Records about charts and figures
┌──

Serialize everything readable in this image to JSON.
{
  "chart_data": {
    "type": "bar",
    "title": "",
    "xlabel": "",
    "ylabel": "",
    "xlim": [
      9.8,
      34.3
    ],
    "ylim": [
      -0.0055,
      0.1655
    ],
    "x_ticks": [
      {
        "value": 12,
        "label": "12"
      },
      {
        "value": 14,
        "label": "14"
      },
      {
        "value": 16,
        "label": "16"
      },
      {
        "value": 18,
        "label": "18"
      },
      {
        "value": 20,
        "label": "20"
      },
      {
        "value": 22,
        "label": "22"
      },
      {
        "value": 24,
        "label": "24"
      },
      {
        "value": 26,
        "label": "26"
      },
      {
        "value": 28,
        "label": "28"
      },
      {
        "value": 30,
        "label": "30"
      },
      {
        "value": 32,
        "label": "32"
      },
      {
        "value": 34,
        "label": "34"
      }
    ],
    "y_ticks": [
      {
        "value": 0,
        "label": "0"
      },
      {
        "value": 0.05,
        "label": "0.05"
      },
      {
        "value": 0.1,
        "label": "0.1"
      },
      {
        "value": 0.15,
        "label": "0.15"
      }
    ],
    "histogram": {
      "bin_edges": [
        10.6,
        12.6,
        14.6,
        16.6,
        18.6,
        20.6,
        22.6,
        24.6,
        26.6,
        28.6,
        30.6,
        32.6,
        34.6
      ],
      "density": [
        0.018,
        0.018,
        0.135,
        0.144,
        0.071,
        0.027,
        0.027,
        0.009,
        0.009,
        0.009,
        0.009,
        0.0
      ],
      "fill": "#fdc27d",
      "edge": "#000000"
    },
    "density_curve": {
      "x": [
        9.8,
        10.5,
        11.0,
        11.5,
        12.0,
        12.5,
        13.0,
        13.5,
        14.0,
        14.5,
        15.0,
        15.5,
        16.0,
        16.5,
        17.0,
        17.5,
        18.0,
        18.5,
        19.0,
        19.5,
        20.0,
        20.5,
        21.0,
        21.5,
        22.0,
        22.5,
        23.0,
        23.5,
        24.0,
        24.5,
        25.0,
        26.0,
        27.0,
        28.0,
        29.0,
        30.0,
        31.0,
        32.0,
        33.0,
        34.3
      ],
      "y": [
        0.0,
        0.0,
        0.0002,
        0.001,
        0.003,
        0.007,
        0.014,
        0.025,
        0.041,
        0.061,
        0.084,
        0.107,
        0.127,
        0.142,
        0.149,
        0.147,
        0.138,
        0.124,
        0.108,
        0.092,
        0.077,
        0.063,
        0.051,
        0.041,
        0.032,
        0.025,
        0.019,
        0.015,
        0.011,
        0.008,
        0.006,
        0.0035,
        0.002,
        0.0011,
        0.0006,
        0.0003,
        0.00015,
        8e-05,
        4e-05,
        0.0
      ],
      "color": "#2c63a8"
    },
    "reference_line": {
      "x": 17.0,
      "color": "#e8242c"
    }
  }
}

└──

DIRECTIONS FOR THIS TASK
Restate the whole listing exactly.

TASK ANSWER
Serialize everything readable in this image to JSON.
{
  "chart_data": {
    "type": "bar",
    "title": "",
    "xlabel": "",
    "ylabel": "",
    "xlim": [
      9.8,
      34.3
    ],
    "ylim": [
      -0.0055,
      0.1655
    ],
    "x_ticks": [
      {
        "value": 12,
        "label": "12"
      },
      {
        "value": 14,
        "label": "14"
      },
      {
        "value": 16,
        "label": "16"
      },
      {
        "value": 18,
        "label": "18"
      },
      {
        "value": 20,
        "label": "20"
      },
      {
        "value": 22,
        "label": "22"
      },
      {
        "value": 24,
        "label": "24"
      },
      {
        "value": 26,
        "label": "26"
      },
      {
        "value": 28,
        "label": "28"
      },
      {
        "value": 30,
        "label": "30"
      },
      {
        "value": 32,
        "label": "32"
      },
      {
        "value": 34,
        "label": "34"
      }
    ],
    "y_ticks": [
      {
        "value": 0,
        "label": "0"
      },
      {
        "value": 0.05,
        "label": "0.05"
      },
      {
        "value": 0.1,
        "label": "0.1"
      },
      {
        "value": 0.15,
        "label": "0.15"
      }
    ],
    "histogram": {
      "bin_edges": [
        10.6,
        12.6,
        14.6,
        16.6,
        18.6,
        20.6,
        22.6,
        24.6,
        26.6,
        28.6,
        30.6,
        32.6,
        34.6
      ],
      "density": [
        0.018,
        0.018,
        0.135,
        0.144,
        0.071,
        0.027,
        0.027,
        0.009,
        0.009,
        0.009,
        0.009,
        0.0
      ],
      "fill": "#fdc27d",
      "edge": "#000000"
    },
    "density_curve": {
      "x": [
        9.8,
        10.5,
        11.0,
        11.5,
        12.0,
        12.5,
        13.0,
        13.5,
        14.0,
        14.5,
        15.0,
        15.5,
        16.0,
        16.5,
        17.0,
        17.5,
        18.0,
        18.5,
        19.0,
        19.5,
        20.0,
        20.5,
        21.0,
        21.5,
        22.0,
        22.5,
        23.0,
        23.5,
        24.0,
        24.5,
        25.0,
        26.0,
        27.0,
        28.0,
        29.0,
        30.0,
        31.0,
        32.0,
        33.0,
        34.3
      ],
      "y": [
        0.0,
        0.0,
        0.0002,
        0.001,
        0.003,
        0.007,
        0.014,
        0.025,
        0.041,
        0.061,
        0.084,
        0.107,
        0.127,
        0.142,
        0.149,
        0.147,
        0.138,
        0.124,
        0.108,
        0.092,
        0.077,
        0.063,
        0.051,
        0.041,
        0.032,
        0.025,
        0.019,
        0.015,
        0.011,
        0.008,
        0.006,
        0.0035,
        0.002,
        0.0011,
        0.0006,
        0.0003,
        0.00015,
        8e-05,
        4e-05,
        0.0
      ],
      "color": "#2c63a8"
    },
    "reference_line": {
      "x": 17.0,
      "color": "#e8242c"
    }
  }
}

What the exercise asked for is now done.